* **TASK GOAL**: Return the number of lines holding "File", with nothing added.

* **EXTRACTED MATERIAL**:
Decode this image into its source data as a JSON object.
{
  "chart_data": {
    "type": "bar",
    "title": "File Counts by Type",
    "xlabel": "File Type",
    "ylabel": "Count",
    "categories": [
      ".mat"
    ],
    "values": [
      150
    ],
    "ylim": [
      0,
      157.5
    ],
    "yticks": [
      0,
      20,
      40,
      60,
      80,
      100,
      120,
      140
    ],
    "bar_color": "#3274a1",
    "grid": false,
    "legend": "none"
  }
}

* **PROBLEM SOLUTION**: 2